**TASK GOAL**:
Please work out how many lines in the material contain "this" and give only that figure.

**LISTED RECORDS**:
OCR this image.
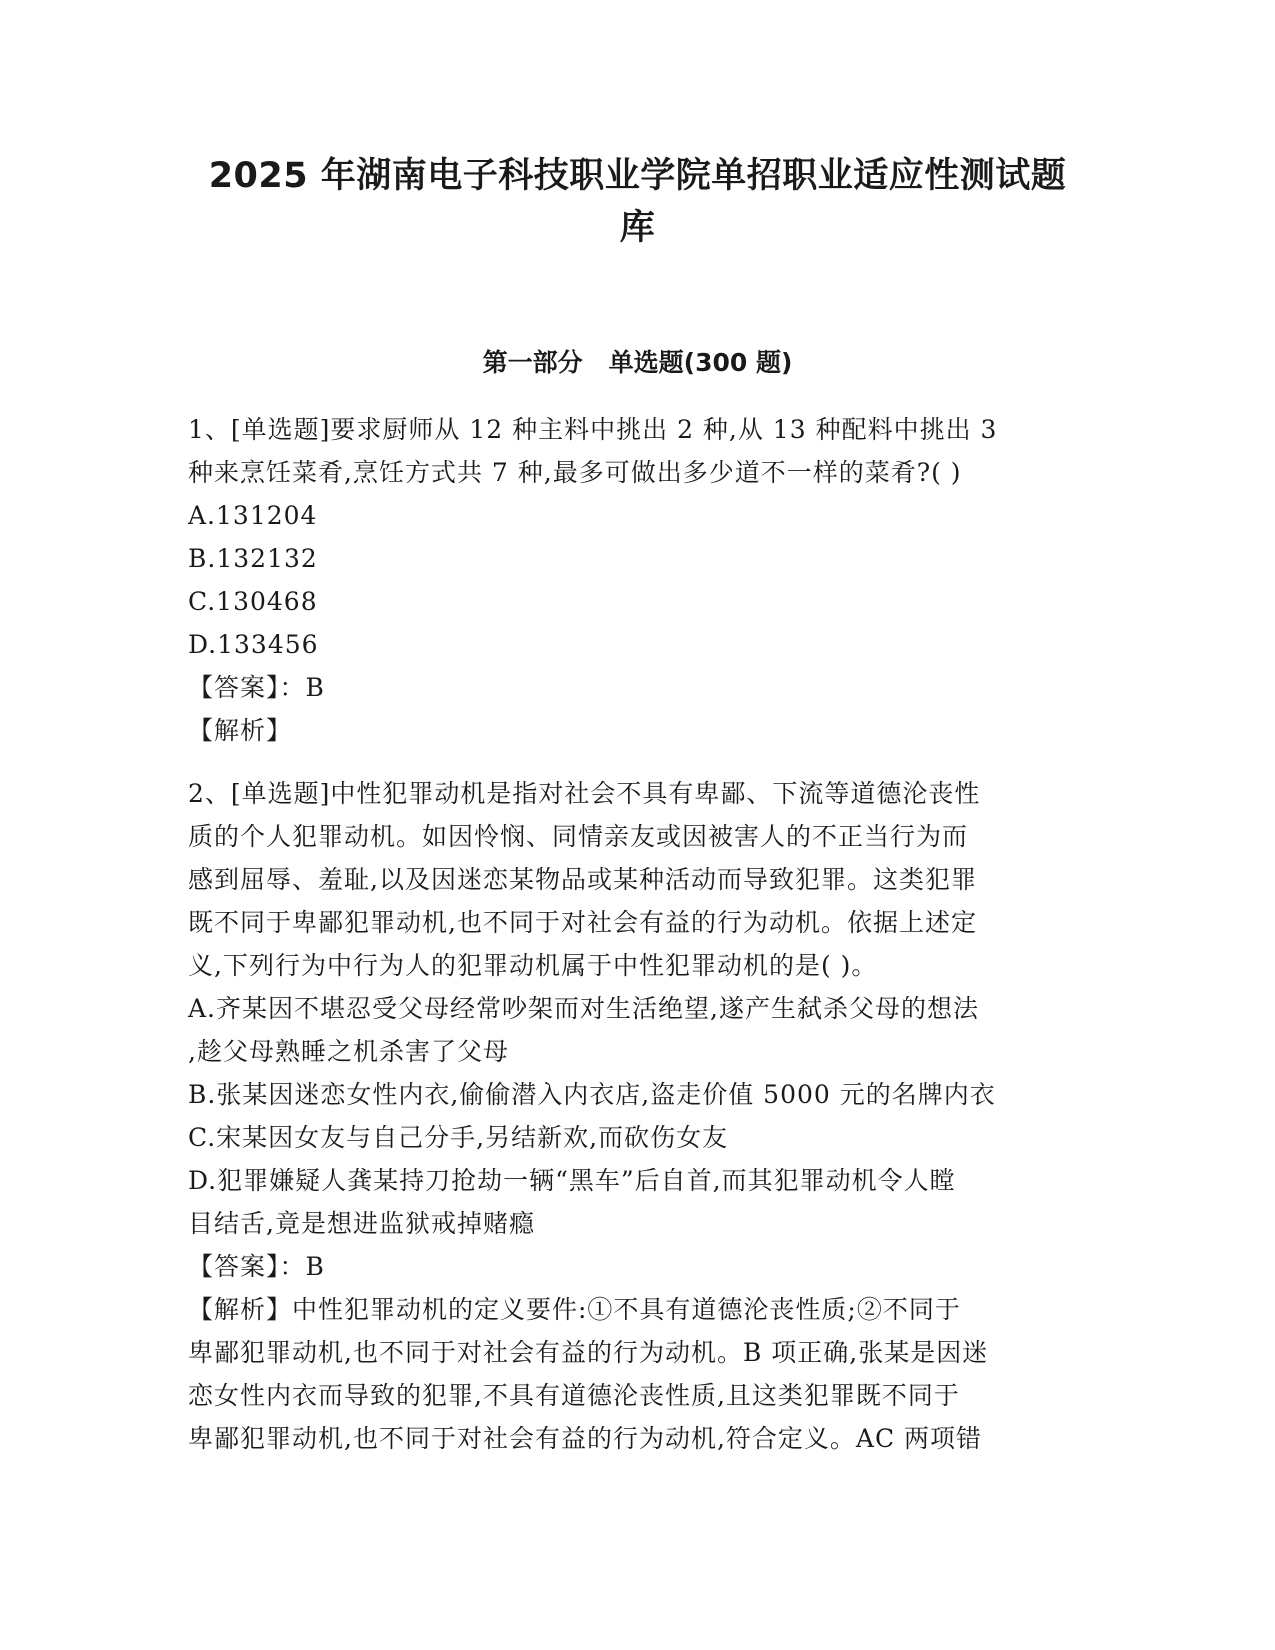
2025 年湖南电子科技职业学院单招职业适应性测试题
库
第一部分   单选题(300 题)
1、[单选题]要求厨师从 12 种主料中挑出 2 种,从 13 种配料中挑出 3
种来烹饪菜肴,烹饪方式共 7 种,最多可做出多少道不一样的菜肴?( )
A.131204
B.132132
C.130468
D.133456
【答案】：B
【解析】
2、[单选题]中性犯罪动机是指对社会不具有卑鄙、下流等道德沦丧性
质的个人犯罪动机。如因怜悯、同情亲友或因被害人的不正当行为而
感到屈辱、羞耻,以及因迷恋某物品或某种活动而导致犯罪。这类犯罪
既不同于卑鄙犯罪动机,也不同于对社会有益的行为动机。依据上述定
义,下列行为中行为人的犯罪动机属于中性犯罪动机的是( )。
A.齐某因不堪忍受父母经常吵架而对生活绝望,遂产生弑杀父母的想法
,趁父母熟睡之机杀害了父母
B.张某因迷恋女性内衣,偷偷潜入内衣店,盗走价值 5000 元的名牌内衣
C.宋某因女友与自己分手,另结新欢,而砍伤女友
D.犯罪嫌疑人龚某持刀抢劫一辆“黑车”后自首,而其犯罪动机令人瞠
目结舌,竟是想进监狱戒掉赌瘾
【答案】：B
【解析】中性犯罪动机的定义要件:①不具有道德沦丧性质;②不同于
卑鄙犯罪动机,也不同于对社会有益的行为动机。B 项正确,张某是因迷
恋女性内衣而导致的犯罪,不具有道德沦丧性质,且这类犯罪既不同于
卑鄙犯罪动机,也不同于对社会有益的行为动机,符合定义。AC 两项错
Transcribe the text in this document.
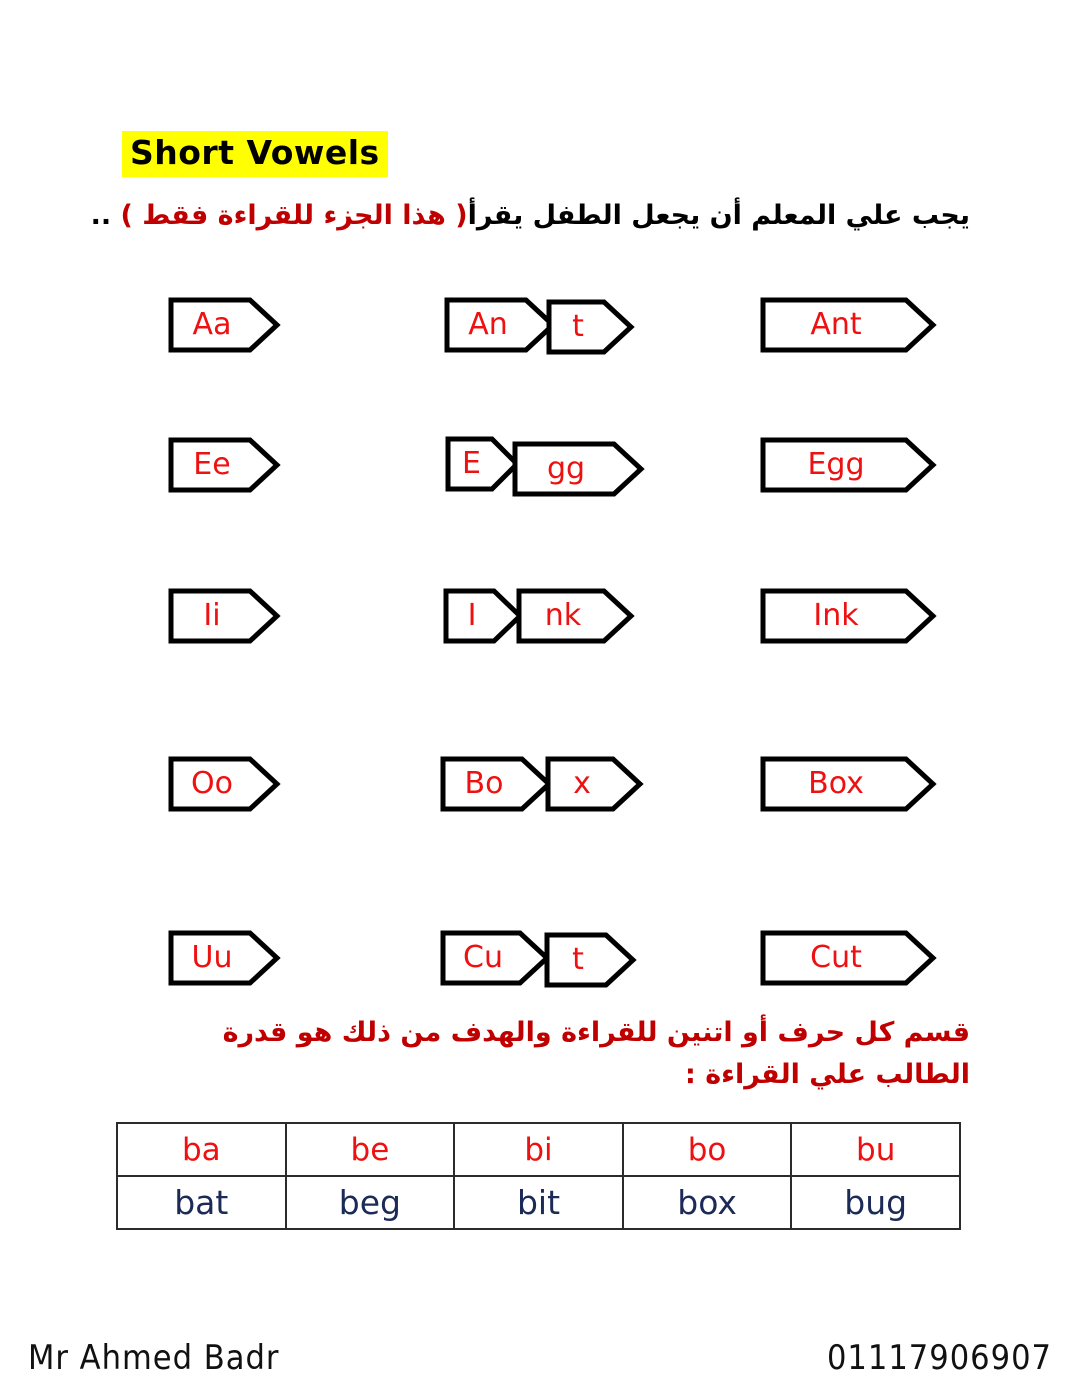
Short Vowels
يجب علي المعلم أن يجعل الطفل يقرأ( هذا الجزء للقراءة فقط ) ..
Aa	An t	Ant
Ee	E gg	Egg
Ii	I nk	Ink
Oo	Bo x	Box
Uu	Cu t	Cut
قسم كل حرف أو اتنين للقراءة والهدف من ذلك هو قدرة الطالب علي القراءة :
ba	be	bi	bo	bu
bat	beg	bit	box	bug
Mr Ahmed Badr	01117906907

**EXERCISE ANSWER**:
2